### Goal of the exercise
Retype the records below exactly as they appear.

### Exercise inputs
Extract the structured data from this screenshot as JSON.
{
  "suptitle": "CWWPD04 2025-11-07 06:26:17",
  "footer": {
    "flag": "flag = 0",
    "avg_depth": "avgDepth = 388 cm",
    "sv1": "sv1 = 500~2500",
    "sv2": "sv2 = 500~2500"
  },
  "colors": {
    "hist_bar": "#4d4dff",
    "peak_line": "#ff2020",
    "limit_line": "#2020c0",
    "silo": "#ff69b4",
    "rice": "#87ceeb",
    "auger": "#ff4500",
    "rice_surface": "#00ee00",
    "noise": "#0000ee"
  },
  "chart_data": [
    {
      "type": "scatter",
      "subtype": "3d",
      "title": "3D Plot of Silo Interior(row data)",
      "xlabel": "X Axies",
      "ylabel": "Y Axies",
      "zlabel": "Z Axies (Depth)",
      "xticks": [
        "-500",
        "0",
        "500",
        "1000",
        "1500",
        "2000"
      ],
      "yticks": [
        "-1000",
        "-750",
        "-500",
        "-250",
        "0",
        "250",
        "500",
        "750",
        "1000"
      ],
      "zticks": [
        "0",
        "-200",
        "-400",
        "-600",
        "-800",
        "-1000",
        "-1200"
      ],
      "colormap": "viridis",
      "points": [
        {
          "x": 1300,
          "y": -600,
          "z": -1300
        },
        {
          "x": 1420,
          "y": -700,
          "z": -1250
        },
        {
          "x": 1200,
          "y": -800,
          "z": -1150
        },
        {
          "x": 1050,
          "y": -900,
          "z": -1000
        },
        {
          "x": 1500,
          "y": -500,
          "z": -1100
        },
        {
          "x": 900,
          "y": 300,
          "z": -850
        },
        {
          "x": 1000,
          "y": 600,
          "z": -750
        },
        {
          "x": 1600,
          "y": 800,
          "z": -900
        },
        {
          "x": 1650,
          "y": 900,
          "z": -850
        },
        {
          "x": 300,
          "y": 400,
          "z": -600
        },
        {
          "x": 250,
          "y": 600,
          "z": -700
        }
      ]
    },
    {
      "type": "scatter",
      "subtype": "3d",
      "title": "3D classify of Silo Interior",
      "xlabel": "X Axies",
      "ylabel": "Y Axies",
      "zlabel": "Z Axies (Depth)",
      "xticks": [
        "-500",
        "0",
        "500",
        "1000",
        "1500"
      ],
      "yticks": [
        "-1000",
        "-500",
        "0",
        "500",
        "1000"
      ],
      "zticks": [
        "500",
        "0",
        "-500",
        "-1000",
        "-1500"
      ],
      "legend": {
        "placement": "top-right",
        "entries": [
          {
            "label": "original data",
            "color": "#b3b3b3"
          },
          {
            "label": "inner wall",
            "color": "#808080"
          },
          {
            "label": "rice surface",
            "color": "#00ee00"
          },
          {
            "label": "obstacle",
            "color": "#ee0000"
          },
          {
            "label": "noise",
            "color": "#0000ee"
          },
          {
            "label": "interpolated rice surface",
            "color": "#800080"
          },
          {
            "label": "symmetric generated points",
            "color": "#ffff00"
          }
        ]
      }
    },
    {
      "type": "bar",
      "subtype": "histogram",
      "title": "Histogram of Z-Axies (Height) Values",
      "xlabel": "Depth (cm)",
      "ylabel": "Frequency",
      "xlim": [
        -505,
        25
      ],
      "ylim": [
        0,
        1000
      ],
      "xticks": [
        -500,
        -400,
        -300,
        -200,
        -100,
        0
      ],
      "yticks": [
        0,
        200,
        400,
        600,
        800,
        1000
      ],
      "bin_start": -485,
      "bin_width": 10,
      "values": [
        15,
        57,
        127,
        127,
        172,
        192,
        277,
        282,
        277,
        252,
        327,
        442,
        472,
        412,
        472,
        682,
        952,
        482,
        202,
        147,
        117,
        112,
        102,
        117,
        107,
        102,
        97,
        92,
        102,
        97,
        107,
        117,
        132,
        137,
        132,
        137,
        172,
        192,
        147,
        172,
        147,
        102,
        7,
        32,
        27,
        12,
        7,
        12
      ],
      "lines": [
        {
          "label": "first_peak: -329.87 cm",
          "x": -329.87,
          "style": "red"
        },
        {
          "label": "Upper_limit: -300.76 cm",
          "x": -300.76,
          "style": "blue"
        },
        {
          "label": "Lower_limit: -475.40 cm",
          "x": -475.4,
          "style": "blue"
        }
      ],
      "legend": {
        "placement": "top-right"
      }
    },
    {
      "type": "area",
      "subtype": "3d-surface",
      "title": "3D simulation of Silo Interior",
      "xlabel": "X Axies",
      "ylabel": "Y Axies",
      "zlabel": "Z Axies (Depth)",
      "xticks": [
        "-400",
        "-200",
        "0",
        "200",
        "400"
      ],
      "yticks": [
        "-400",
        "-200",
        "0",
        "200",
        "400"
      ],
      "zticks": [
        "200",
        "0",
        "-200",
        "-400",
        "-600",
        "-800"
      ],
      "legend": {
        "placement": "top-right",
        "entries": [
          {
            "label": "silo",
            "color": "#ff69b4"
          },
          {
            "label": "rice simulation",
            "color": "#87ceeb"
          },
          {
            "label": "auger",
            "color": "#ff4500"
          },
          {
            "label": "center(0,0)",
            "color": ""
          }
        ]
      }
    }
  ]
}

### Task answer
Extract the structured data from this screenshot as JSON.
{
  "suptitle": "CWWPD04 2025-11-07 06:26:17",
  "footer": {
    "flag": "flag = 0",
    "avg_depth": "avgDepth = 388 cm",
    "sv1": "sv1 = 500~2500",
    "sv2": "sv2 = 500~2500"
  },
  "colors": {
    "hist_bar": "#4d4dff",
    "peak_line": "#ff2020",
    "limit_line": "#2020c0",
    "silo": "#ff69b4",
    "rice": "#87ceeb",
    "auger": "#ff4500",
    "rice_surface": "#00ee00",
    "noise": "#0000ee"
  },
  "chart_data": [
    {
      "type": "scatter",
      "subtype": "3d",
      "title": "3D Plot of Silo Interior(row data)",
      "xlabel": "X Axies",
      "ylabel": "Y Axies",
      "zlabel": "Z Axies (Depth)",
      "xticks": [
        "-500",
        "0",
        "500",
        "1000",
        "1500",
        "2000"
      ],
      "yticks": [
        "-1000",
        "-750",
        "-500",
        "-250",
        "0",
        "250",
        "500",
        "750",
        "1000"
      ],
      "zticks": [
        "0",
        "-200",
        "-400",
        "-600",
        "-800",
        "-1000",
        "-1200"
      ],
      "colormap": "viridis",
      "points": [
        {
          "x": 1300,
          "y": -600,
          "z": -1300
        },
        {
          "x": 1420,
          "y": -700,
          "z": -1250
        },
        {
          "x": 1200,
          "y": -800,
          "z": -1150
        },
        {
          "x": 1050,
          "y": -900,
          "z": -1000
        },
        {
          "x": 1500,
          "y": -500,
          "z": -1100
        },
        {
          "x": 900,
          "y": 300,
          "z": -850
        },
        {
          "x": 1000,
          "y": 600,
          "z": -750
        },
        {
          "x": 1600,
          "y": 800,
          "z": -900
        },
        {
          "x": 1650,
          "y": 900,
          "z": -850
        },
        {
          "x": 300,
          "y": 400,
          "z": -600
        },
        {
          "x": 250,
          "y": 600,
          "z": -700
        }
      ]
    },
    {
      "type": "scatter",
      "subtype": "3d",
      "title": "3D classify of Silo Interior",
      "xlabel": "X Axies",
      "ylabel": "Y Axies",
      "zlabel": "Z Axies (Depth)",
      "xticks": [
        "-500",
        "0",
        "500",
        "1000",
        "1500"
      ],
      "yticks": [
        "-1000",
        "-500",
        "0",
        "500",
        "1000"
      ],
      "zticks": [
        "500",
        "0",
        "-500",
        "-1000",
        "-1500"
      ],
      "legend": {
        "placement": "top-right",
        "entries": [
          {
            "label": "original data",
            "color": "#b3b3b3"
          },
          {
            "label": "inner wall",
            "color": "#808080"
          },
          {
            "label": "rice surface",
            "color": "#00ee00"
          },
          {
            "label": "obstacle",
            "color": "#ee0000"
          },
          {
            "label": "noise",
            "color": "#0000ee"
          },
          {
            "label": "interpolated rice surface",
            "color": "#800080"
          },
          {
            "label": "symmetric generated points",
            "color": "#ffff00"
          }
        ]
      }
    },
    {
      "type": "bar",
      "subtype": "histogram",
      "title": "Histogram of Z-Axies (Height) Values",
      "xlabel": "Depth (cm)",
      "ylabel": "Frequency",
      "xlim": [
        -505,
        25
      ],
      "ylim": [
        0,
        1000
      ],
      "xticks": [
        -500,
        -400,
        -300,
        -200,
        -100,
        0
      ],
      "yticks": [
        0,
        200,
        400,
        600,
        800,
        1000
      ],
      "bin_start": -485,
      "bin_width": 10,
      "values": [
        15,
        57,
        127,
        127,
        172,
        192,
        277,
        282,
        277,
        252,
        327,
        442,
        472,
        412,
        472,
        682,
        952,
        482,
        202,
        147,
        117,
        112,
        102,
        117,
        107,
        102,
        97,
        92,
        102,
        97,
        107,
        117,
        132,
        137,
        132,
        137,
        172,
        192,
        147,
        172,
        147,
        102,
        7,
        32,
        27,
        12,
        7,
        12
      ],
      "lines": [
        {
          "label": "first_peak: -329.87 cm",
          "x": -329.87,
          "style": "red"
        },
        {
          "label": "Upper_limit: -300.76 cm",
          "x": -300.76,
          "style": "blue"
        },
        {
          "label": "Lower_limit: -475.40 cm",
          "x": -475.4,
          "style": "blue"
        }
      ],
      "legend": {
        "placement": "top-right"
      }
    },
    {
      "type": "area",
      "subtype": "3d-surface",
      "title": "3D simulation of Silo Interior",
      "xlabel": "X Axies",
      "ylabel": "Y Axies",
      "zlabel": "Z Axies (Depth)",
      "xticks": [
        "-400",
        "-200",
        "0",
        "200",
        "400"
      ],
      "yticks": [
        "-400",
        "-200",
        "0",
        "200",
        "400"
      ],
      "zticks": [
        "200",
        "0",
        "-200",
        "-400",
        "-600",
        "-800"
      ],
      "legend": {
        "placement": "top-right",
        "entries": [
          {
            "label": "silo",
            "color": "#ff69b4"
          },
          {
            "label": "rice simulation",
            "color": "#87ceeb"
          },
          {
            "label": "auger",
            "color": "#ff4500"
          },
          {
            "label": "center(0,0)",
            "color": ""
          }
        ]
      }
    }
  ]
}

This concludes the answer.